Transcrivez fidèlement le passage de l'article sur le match O.M.–Racing qui s'ouvre sur les mots contenant « Se révèlent et » et se termine par « de la capitale. ».

# Texte fourni:
-=-=-

LE RACING N'EST PAS TOMBE A MARSEILLE

L'O.M. part en trombe

Puis les remplaçants parisiens

Se révèlent et gagnent le match (2-1)

Ainsi donc, le vieil O.M. comme on l'appelle, sans qu'il n'y ait là rien de péjoratif, n'a pas battu le tout aussi vieux Racing Club de Paris, aujourd'hui plus pimpant puisqu'il occupe le poste de leader de Division Nationale, tandis que son rival de toujours ne parvient pas à abandonner la lanterne rouge.

Il y avait au stade vélodrome 28.054 spectateurs (ils laissèrent au guichet la recette record pour la saison de 8.032.270 francs) et nombre d'entre eux (une écrasante majorité certainement) s'étaient rendus dans la grande arène du boulevard Michelet avec l'espoir d'assister à la chute du géant de la capitale.

Un départ rapide de l'O.M.

Il vibrèrent dès le début grâce aux hommes que l'on savait les moins forts mais qui, à cause de cela, entamèrent le combat avec l'ardeur de ceux qui n'ont rien à perdre.

-=-=-

# Données disponibles:
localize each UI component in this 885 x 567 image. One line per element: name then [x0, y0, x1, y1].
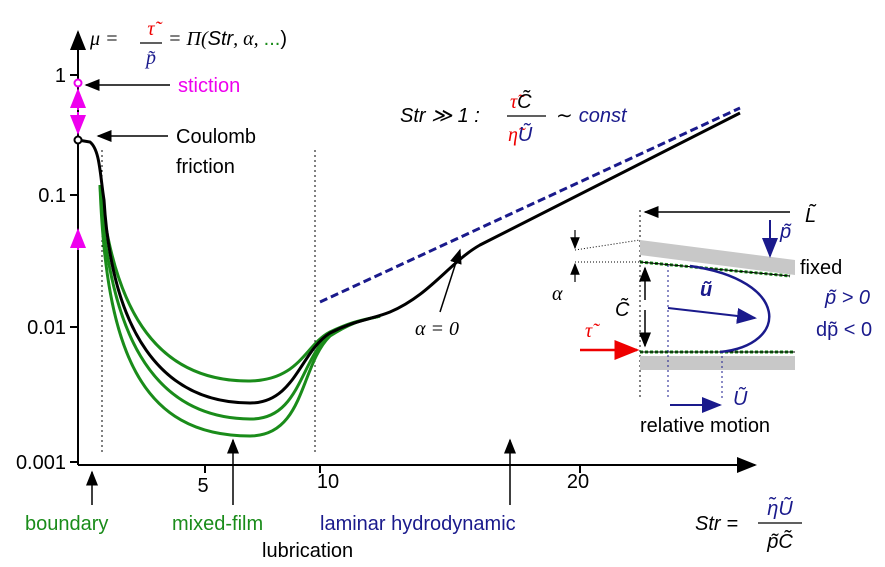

-=-=-

# Résultat:
Se révèlent et gagnent le match (2-1)

Ainsi donc, le vieil O.M. comme on l'appelle, sans qu'il n'y ait là rien de péjoratif, n'a pas battu le tout aussi vieux Racing Club de Paris, aujourd'hui plus pimpant puisqu'il occupe le poste de leader de Division Nationale, tandis que son rival de toujours ne parvient pas à abandonner la lanterne rouge.

Il y avait au stade vélodrome 28.054 spectateurs (ils laissèrent au guichet la recette record pour la saison de 8.032.270 francs) et nombre d'entre eux (une écrasante majorité certainement) s'étaient rendus dans la grande arène du boulevard Michelet avec l'espoir d'assister à la chute du géant de la capitale.